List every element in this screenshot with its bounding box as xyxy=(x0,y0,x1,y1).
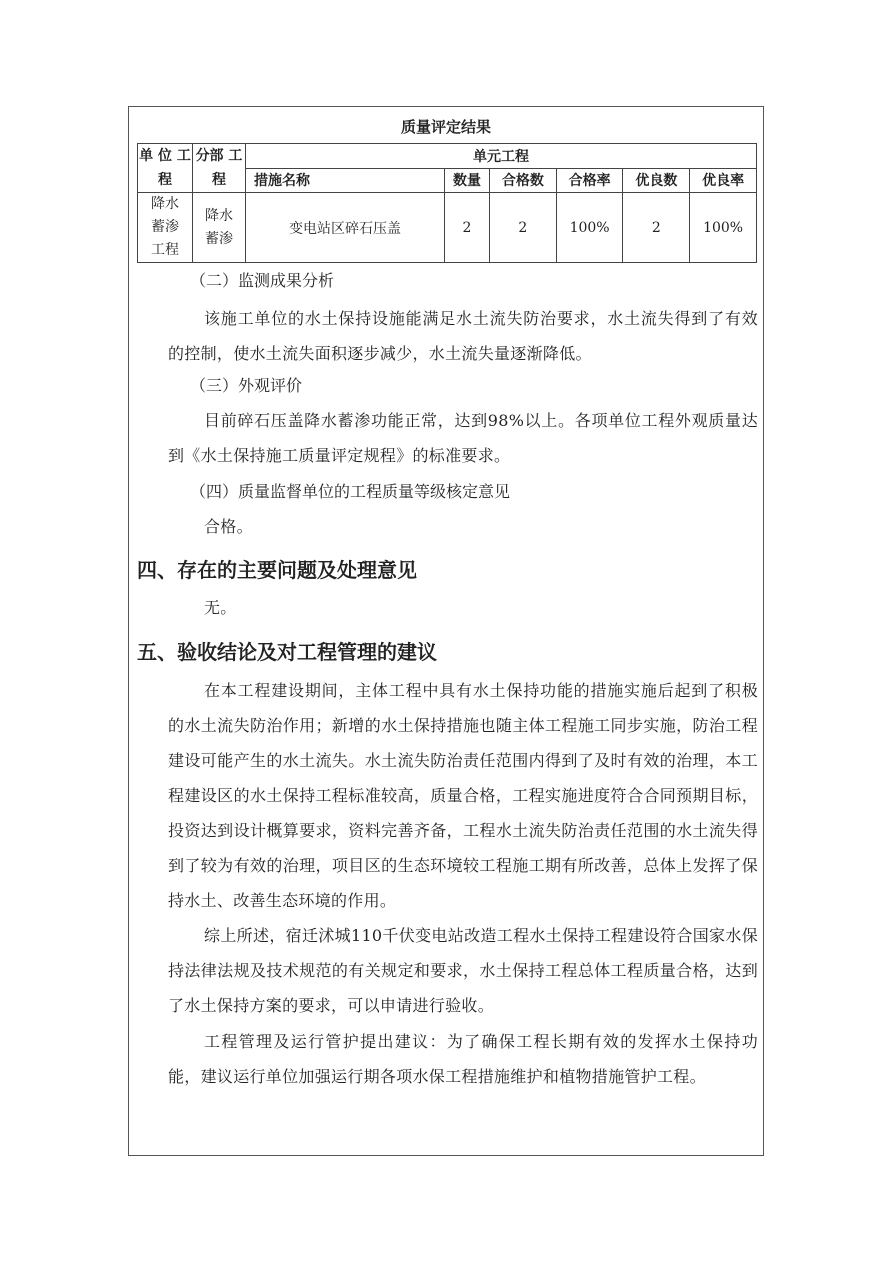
section-3-text: 目前碎石压盖降水蓄渗功能正常，达到98%以上。各项单位工程外观质量达到《水土保持施工质量评定规程》的标准要求。 xyxy=(168,411,758,465)
conclusion-paragraph-1: 在本工程建设期间，主体工程中具有水土保持功能的措施实施后起到了积极的水土流失防治作用；新增的水土保持措施也随主体工程施工同步实施，防治工程建设可能产生的水土流失。水土流失防治责任范围内得到了及时有效的治理，本工程建设区的水土保持工程标准较高，质量合格，工程实施进度符合合同预期目标，投资达到设计概算要求，资料完善齐备，工程水土流失防治责任范围的水土流失得到了较为有效的治理，项目区的生态环境较工程施工期有所改善，总体上发挥了保持水土、改善生态环境的作用。 xyxy=(168,681,758,910)
cell-name: 变电站区碎石压盖 xyxy=(246,193,445,263)
quality-table xyxy=(137,143,757,263)
col-good-rate: 优良率 xyxy=(690,168,757,193)
section-4-title: （四）质量监督单位的工程质量等级核定意见 xyxy=(190,482,511,501)
section-2-text: 该施工单位的水土保持设施能满足水土流失防治要求，水土流失得到了有效的控制，使水土流失面积逐步减少，水土流失量逐渐降低。 xyxy=(168,309,758,363)
heading-5: 五、验收结论及对工程管理的建议 xyxy=(137,640,437,664)
cell-pass: 2 xyxy=(490,193,557,263)
col-pass: 合格数 xyxy=(490,168,557,193)
section-2-title: （二）监测成果分析 xyxy=(190,271,335,290)
conclusion-paragraph-3: 工程管理及运行管护提出建议：为了确保工程长期有效的发挥水土保持功能，建议运行单位加强运行期各项水保工程措施维护和植物措施管护工程。 xyxy=(168,1032,758,1086)
header-unit: 单 位 工程 xyxy=(138,144,193,193)
header-part: 分部 工程 xyxy=(193,144,246,193)
cell-count: 2 xyxy=(445,193,490,263)
section-4-text: 合格。 xyxy=(204,517,253,536)
table-row xyxy=(138,193,757,263)
heading-4-text: 无。 xyxy=(204,598,237,617)
cell-good-rate: 100% xyxy=(690,193,757,263)
col-pass-rate: 合格率 xyxy=(556,168,623,193)
header-element: 单元工程 xyxy=(246,144,757,169)
heading-4: 四、存在的主要问题及处理意见 xyxy=(137,558,417,582)
col-good: 优良数 xyxy=(623,168,690,193)
cell-unit: 降水蓄渗工程 xyxy=(138,193,193,263)
col-name: 措施名称 xyxy=(246,168,445,193)
conclusion-paragraph-2: 综上所述，宿迁沭城110千伏变电站改造工程水土保持工程建设符合国家水保持法律法规及技术规范的有关规定和要求，水土保持工程总体工程质量合格，达到了水土保持方案的要求，可以申请进行验收。 xyxy=(168,926,758,1015)
section-3-title: （三）外观评价 xyxy=(190,376,303,395)
col-count: 数量 xyxy=(445,168,490,193)
cell-good: 2 xyxy=(623,193,690,263)
cell-part: 降水蓄渗 xyxy=(193,193,246,263)
table-title: 质量评定结果 xyxy=(400,118,491,136)
cell-pass-rate: 100% xyxy=(556,193,623,263)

------

> **EXERCISE PROMPT**: Show each line of the material above that contains the string "text", reproducing every such line in full.

> **TASK RESPONSE**:
section-3-text: 目前碎石压盖降水蓄渗功能正常，达到98%以上。各项单位工程外观质量达到《水土保持施工质量评定规程》的标准要求。 xyxy=(168,411,758,465)
section-2-text: 该施工单位的水土保持设施能满足水土流失防治要求，水土流失得到了有效的控制，使水土流失面积逐步减少，水土流失量逐渐降低。 xyxy=(168,309,758,363)
section-4-text: 合格。 xyxy=(204,517,253,536)
heading-4-text: 无。 xyxy=(204,598,237,617)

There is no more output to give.